* start *

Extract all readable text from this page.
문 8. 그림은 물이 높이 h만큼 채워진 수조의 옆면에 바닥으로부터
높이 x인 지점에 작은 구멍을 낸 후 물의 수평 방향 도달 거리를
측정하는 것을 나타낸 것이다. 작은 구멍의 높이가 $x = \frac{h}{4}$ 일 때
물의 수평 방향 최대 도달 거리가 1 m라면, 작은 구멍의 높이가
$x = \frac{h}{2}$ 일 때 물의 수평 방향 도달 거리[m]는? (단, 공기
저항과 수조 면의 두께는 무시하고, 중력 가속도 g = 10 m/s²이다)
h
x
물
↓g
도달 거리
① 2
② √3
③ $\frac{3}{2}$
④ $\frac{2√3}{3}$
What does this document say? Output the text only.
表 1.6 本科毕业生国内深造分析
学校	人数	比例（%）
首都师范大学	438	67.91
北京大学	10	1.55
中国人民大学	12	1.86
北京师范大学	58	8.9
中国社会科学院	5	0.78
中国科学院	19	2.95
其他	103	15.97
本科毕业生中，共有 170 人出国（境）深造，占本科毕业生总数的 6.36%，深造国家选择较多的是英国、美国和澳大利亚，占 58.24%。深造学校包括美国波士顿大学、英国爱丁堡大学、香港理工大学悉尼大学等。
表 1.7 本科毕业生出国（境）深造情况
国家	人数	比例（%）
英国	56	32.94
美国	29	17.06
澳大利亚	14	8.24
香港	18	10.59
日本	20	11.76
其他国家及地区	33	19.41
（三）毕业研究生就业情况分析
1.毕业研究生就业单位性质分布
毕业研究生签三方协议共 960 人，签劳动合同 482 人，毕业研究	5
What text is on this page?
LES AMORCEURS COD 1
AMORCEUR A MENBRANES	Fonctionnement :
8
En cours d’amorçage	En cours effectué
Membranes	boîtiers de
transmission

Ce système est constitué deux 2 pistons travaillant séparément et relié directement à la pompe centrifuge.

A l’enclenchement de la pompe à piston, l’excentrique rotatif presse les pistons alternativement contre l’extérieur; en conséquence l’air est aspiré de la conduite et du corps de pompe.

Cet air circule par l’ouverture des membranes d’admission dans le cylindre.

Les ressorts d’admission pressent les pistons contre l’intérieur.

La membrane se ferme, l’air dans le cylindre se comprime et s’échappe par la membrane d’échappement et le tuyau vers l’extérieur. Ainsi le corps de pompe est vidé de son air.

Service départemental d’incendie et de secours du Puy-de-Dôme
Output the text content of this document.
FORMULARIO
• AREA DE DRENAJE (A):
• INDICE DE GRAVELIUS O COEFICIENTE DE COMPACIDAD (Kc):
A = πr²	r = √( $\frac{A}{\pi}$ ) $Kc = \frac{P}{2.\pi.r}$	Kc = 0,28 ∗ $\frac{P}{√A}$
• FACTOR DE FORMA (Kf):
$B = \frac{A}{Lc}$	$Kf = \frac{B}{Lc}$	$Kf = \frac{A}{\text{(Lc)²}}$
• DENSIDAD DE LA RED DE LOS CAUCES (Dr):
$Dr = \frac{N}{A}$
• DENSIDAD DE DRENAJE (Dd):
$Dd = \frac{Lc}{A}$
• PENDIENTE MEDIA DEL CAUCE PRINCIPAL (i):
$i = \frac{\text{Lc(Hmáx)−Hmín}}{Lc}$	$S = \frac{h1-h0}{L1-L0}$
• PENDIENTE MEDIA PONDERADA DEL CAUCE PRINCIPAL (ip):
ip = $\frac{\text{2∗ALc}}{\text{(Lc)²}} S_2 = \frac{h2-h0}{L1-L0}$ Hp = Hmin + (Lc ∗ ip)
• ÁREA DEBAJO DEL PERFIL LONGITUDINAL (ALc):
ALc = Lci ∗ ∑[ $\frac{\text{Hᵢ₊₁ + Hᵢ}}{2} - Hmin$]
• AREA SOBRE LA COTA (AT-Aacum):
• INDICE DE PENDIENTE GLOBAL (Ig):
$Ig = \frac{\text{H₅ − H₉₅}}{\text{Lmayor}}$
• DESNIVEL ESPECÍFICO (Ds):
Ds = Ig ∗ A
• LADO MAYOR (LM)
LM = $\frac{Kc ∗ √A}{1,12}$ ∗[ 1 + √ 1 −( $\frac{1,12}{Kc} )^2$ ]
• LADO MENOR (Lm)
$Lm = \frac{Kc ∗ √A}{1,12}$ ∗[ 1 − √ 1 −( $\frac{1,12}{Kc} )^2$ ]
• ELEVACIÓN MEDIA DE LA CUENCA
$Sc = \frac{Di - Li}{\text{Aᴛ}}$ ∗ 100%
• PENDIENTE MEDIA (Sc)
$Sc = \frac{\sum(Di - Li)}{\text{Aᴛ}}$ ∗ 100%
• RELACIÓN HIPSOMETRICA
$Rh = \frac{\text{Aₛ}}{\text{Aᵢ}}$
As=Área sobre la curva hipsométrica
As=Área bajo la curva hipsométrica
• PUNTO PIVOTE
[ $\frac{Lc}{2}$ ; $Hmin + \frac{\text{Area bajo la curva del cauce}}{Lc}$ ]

* end *

The lines to collect are those holding the string "Hmin"; copy them all.

**Task solution**
ip = $\frac{\text{2∗ALc}}{\text{(Lc)²}} S_2 = \frac{h2-h0}{L1-L0}$ Hp = Hmin + (Lc ∗ ip)
ALc = Lci ∗ ∑[ $\frac{\text{Hᵢ₊₁ + Hᵢ}}{2} - Hmin$]
[ $\frac{Lc}{2}$ ; $Hmin + \frac{\text{Area bajo la curva del cauce}}{Lc}$ ]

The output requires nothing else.